• _Aim of the task_: Will you print the material below without altering a single character?

━━━━

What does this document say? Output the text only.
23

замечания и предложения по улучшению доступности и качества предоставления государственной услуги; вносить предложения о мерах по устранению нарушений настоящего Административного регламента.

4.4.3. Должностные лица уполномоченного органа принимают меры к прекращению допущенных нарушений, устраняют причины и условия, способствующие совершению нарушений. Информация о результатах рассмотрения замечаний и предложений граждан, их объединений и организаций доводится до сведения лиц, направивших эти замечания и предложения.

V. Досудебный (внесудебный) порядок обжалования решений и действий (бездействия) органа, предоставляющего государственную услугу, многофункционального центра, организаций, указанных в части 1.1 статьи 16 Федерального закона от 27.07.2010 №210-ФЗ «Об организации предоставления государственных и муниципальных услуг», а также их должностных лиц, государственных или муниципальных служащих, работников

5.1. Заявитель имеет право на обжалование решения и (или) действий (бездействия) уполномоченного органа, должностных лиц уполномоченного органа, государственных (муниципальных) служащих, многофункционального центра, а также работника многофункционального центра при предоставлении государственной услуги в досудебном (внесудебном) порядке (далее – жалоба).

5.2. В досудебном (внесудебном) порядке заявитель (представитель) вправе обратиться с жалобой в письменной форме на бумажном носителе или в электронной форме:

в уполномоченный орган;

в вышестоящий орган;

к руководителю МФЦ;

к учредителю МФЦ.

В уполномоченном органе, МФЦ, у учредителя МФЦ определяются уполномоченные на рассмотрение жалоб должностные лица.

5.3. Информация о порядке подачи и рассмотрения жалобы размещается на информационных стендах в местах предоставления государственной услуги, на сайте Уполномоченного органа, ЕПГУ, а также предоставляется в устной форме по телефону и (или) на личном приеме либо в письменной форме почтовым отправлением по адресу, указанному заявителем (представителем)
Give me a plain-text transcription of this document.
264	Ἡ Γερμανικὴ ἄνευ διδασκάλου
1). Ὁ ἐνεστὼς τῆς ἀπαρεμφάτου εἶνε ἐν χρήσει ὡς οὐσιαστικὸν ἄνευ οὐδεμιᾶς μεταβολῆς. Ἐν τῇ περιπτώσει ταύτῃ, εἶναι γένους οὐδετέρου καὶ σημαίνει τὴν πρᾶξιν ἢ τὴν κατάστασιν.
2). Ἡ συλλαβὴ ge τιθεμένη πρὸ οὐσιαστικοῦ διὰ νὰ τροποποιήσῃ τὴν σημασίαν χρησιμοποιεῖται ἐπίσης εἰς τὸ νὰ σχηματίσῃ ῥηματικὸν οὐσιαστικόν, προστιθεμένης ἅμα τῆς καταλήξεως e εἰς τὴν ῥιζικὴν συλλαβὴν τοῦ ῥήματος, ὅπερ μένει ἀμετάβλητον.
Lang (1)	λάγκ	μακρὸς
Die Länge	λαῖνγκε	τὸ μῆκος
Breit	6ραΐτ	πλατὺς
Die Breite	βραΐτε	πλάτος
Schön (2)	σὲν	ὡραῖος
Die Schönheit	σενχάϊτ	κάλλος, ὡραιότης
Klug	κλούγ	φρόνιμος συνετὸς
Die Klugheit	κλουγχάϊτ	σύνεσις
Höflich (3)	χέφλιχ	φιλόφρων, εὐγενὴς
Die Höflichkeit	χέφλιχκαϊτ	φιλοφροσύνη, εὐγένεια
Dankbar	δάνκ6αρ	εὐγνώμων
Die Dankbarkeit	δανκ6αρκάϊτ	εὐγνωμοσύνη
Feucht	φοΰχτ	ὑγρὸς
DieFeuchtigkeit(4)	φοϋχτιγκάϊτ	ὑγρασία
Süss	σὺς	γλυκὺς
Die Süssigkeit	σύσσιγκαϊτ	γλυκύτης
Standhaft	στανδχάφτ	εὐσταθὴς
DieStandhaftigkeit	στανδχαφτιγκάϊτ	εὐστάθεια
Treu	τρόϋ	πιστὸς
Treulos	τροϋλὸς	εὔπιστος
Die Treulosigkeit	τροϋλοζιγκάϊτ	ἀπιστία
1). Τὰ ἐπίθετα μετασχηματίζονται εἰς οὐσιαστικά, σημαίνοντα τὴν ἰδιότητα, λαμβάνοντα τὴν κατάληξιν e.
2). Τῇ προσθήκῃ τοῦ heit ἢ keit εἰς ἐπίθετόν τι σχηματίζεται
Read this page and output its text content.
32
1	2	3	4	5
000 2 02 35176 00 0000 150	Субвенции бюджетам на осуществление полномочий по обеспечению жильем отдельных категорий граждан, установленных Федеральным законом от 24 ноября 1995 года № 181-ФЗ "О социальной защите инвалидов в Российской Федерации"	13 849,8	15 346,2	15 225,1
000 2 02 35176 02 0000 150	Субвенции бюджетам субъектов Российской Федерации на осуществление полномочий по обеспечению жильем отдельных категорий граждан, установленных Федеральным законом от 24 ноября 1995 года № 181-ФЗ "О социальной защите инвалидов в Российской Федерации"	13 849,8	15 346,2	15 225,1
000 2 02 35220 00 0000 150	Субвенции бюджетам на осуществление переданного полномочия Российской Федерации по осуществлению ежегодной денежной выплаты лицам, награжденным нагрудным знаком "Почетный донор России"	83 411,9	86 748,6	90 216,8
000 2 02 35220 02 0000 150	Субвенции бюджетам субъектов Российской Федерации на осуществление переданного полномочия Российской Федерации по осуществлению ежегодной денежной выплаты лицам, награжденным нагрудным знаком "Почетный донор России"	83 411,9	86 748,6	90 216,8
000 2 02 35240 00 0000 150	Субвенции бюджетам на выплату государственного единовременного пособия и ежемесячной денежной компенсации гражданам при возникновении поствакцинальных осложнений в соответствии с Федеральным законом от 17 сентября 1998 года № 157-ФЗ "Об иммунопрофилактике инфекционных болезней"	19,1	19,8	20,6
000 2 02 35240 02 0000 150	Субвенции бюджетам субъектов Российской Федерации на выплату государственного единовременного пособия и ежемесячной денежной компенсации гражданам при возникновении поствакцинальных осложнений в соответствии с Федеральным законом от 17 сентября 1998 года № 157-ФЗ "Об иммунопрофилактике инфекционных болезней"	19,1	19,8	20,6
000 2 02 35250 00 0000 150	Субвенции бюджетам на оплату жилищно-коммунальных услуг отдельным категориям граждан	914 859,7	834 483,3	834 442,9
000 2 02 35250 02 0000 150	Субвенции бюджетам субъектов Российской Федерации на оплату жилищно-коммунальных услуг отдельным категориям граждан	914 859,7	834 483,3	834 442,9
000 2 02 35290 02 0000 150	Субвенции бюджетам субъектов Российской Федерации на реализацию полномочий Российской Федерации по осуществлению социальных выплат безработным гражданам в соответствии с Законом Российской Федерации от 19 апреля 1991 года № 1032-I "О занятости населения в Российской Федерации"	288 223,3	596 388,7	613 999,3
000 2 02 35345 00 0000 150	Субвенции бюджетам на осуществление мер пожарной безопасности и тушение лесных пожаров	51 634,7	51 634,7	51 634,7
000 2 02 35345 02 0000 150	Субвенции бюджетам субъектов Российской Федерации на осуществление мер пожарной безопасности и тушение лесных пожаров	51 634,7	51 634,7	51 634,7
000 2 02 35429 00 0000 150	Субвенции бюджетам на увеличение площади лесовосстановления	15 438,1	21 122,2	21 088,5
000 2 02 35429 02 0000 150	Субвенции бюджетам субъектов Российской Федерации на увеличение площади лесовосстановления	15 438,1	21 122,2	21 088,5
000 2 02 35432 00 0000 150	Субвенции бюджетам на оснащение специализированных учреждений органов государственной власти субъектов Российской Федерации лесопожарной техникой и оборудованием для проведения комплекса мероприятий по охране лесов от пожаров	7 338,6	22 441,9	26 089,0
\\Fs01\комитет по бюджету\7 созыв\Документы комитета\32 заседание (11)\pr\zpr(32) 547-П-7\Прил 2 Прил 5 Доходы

━━━━

• _Result_:
What does this document say? Output the text only.
23

замечания и предложения по улучшению доступности и качества предоставления государственной услуги; вносить предложения о мерах по устранению нарушений настоящего Административного регламента.

4.4.3. Должностные лица уполномоченного органа принимают меры к прекращению допущенных нарушений, устраняют причины и условия, способствующие совершению нарушений. Информация о результатах рассмотрения замечаний и предложений граждан, их объединений и организаций доводится до сведения лиц, направивших эти замечания и предложения.

V. Досудебный (внесудебный) порядок обжалования решений и действий (бездействия) органа, предоставляющего государственную услугу, многофункционального центра, организаций, указанных в части 1.1 статьи 16 Федерального закона от 27.07.2010 №210-ФЗ «Об организации предоставления государственных и муниципальных услуг», а также их должностных лиц, государственных или муниципальных служащих, работников

5.1. Заявитель имеет право на обжалование решения и (или) действий (бездействия) уполномоченного органа, должностных лиц уполномоченного органа, государственных (муниципальных) служащих, многофункционального центра, а также работника многофункционального центра при предоставлении государственной услуги в досудебном (внесудебном) порядке (далее – жалоба).

5.2. В досудебном (внесудебном) порядке заявитель (представитель) вправе обратиться с жалобой в письменной форме на бумажном носителе или в электронной форме:

в уполномоченный орган;

в вышестоящий орган;

к руководителю МФЦ;

к учредителю МФЦ.

В уполномоченном органе, МФЦ, у учредителя МФЦ определяются уполномоченные на рассмотрение жалоб должностные лица.

5.3. Информация о порядке подачи и рассмотрения жалобы размещается на информационных стендах в местах предоставления государственной услуги, на сайте Уполномоченного органа, ЕПГУ, а также предоставляется в устной форме по телефону и (или) на личном приеме либо в письменной форме почтовым отправлением по адресу, указанному заявителем (представителем)
Give me a plain-text transcription of this document.
264	Ἡ Γερμανικὴ ἄνευ διδασκάλου
1). Ὁ ἐνεστὼς τῆς ἀπαρεμφάτου εἶνε ἐν χρήσει ὡς οὐσιαστικὸν ἄνευ οὐδεμιᾶς μεταβολῆς. Ἐν τῇ περιπτώσει ταύτῃ, εἶναι γένους οὐδετέρου καὶ σημαίνει τὴν πρᾶξιν ἢ τὴν κατάστασιν.
2). Ἡ συλλαβὴ ge τιθεμένη πρὸ οὐσιαστικοῦ διὰ νὰ τροποποιήσῃ τὴν σημασίαν χρησιμοποιεῖται ἐπίσης εἰς τὸ νὰ σχηματίσῃ ῥηματικὸν οὐσιαστικόν, προστιθεμένης ἅμα τῆς καταλήξεως e εἰς τὴν ῥιζικὴν συλλαβὴν τοῦ ῥήματος, ὅπερ μένει ἀμετάβλητον.
Lang (1)	λάγκ	μακρὸς
Die Länge	λαῖνγκε	τὸ μῆκος
Breit	6ραΐτ	πλατὺς
Die Breite	βραΐτε	πλάτος
Schön (2)	σὲν	ὡραῖος
Die Schönheit	σενχάϊτ	κάλλος, ὡραιότης
Klug	κλούγ	φρόνιμος συνετὸς
Die Klugheit	κλουγχάϊτ	σύνεσις
Höflich (3)	χέφλιχ	φιλόφρων, εὐγενὴς
Die Höflichkeit	χέφλιχκαϊτ	φιλοφροσύνη, εὐγένεια
Dankbar	δάνκ6αρ	εὐγνώμων
Die Dankbarkeit	δανκ6αρκάϊτ	εὐγνωμοσύνη
Feucht	φοΰχτ	ὑγρὸς
DieFeuchtigkeit(4)	φοϋχτιγκάϊτ	ὑγρασία
Süss	σὺς	γλυκὺς
Die Süssigkeit	σύσσιγκαϊτ	γλυκύτης
Standhaft	στανδχάφτ	εὐσταθὴς
DieStandhaftigkeit	στανδχαφτιγκάϊτ	εὐστάθεια
Treu	τρόϋ	πιστὸς
Treulos	τροϋλὸς	εὔπιστος
Die Treulosigkeit	τροϋλοζιγκάϊτ	ἀπιστία
1). Τὰ ἐπίθετα μετασχηματίζονται εἰς οὐσιαστικά, σημαίνοντα τὴν ἰδιότητα, λαμβάνοντα τὴν κατάληξιν e.
2). Τῇ προσθήκῃ τοῦ heit ἢ keit εἰς ἐπίθετόν τι σχηματίζεται
Read this page and output its text content.
32
1	2	3	4	5
000 2 02 35176 00 0000 150	Субвенции бюджетам на осуществление полномочий по обеспечению жильем отдельных категорий граждан, установленных Федеральным законом от 24 ноября 1995 года № 181-ФЗ "О социальной защите инвалидов в Российской Федерации"	13 849,8	15 346,2	15 225,1
000 2 02 35176 02 0000 150	Субвенции бюджетам субъектов Российской Федерации на осуществление полномочий по обеспечению жильем отдельных категорий граждан, установленных Федеральным законом от 24 ноября 1995 года № 181-ФЗ "О социальной защите инвалидов в Российской Федерации"	13 849,8	15 346,2	15 225,1
000 2 02 35220 00 0000 150	Субвенции бюджетам на осуществление переданного полномочия Российской Федерации по осуществлению ежегодной денежной выплаты лицам, награжденным нагрудным знаком "Почетный донор России"	83 411,9	86 748,6	90 216,8
000 2 02 35220 02 0000 150	Субвенции бюджетам субъектов Российской Федерации на осуществление переданного полномочия Российской Федерации по осуществлению ежегодной денежной выплаты лицам, награжденным нагрудным знаком "Почетный донор России"	83 411,9	86 748,6	90 216,8
000 2 02 35240 00 0000 150	Субвенции бюджетам на выплату государственного единовременного пособия и ежемесячной денежной компенсации гражданам при возникновении поствакцинальных осложнений в соответствии с Федеральным законом от 17 сентября 1998 года № 157-ФЗ "Об иммунопрофилактике инфекционных болезней"	19,1	19,8	20,6
000 2 02 35240 02 0000 150	Субвенции бюджетам субъектов Российской Федерации на выплату государственного единовременного пособия и ежемесячной денежной компенсации гражданам при возникновении поствакцинальных осложнений в соответствии с Федеральным законом от 17 сентября 1998 года № 157-ФЗ "Об иммунопрофилактике инфекционных болезней"	19,1	19,8	20,6
000 2 02 35250 00 0000 150	Субвенции бюджетам на оплату жилищно-коммунальных услуг отдельным категориям граждан	914 859,7	834 483,3	834 442,9
000 2 02 35250 02 0000 150	Субвенции бюджетам субъектов Российской Федерации на оплату жилищно-коммунальных услуг отдельным категориям граждан	914 859,7	834 483,3	834 442,9
000 2 02 35290 02 0000 150	Субвенции бюджетам субъектов Российской Федерации на реализацию полномочий Российской Федерации по осуществлению социальных выплат безработным гражданам в соответствии с Законом Российской Федерации от 19 апреля 1991 года № 1032-I "О занятости населения в Российской Федерации"	288 223,3	596 388,7	613 999,3
000 2 02 35345 00 0000 150	Субвенции бюджетам на осуществление мер пожарной безопасности и тушение лесных пожаров	51 634,7	51 634,7	51 634,7
000 2 02 35345 02 0000 150	Субвенции бюджетам субъектов Российской Федерации на осуществление мер пожарной безопасности и тушение лесных пожаров	51 634,7	51 634,7	51 634,7
000 2 02 35429 00 0000 150	Субвенции бюджетам на увеличение площади лесовосстановления	15 438,1	21 122,2	21 088,5
000 2 02 35429 02 0000 150	Субвенции бюджетам субъектов Российской Федерации на увеличение площади лесовосстановления	15 438,1	21 122,2	21 088,5
000 2 02 35432 00 0000 150	Субвенции бюджетам на оснащение специализированных учреждений органов государственной власти субъектов Российской Федерации лесопожарной техникой и оборудованием для проведения комплекса мероприятий по охране лесов от пожаров	7 338,6	22 441,9	26 089,0
\\Fs01\комитет по бюджету\7 созыв\Документы комитета\32 заседание (11)\pr\zpr(32) 547-П-7\Прил 2 Прил 5 Доходы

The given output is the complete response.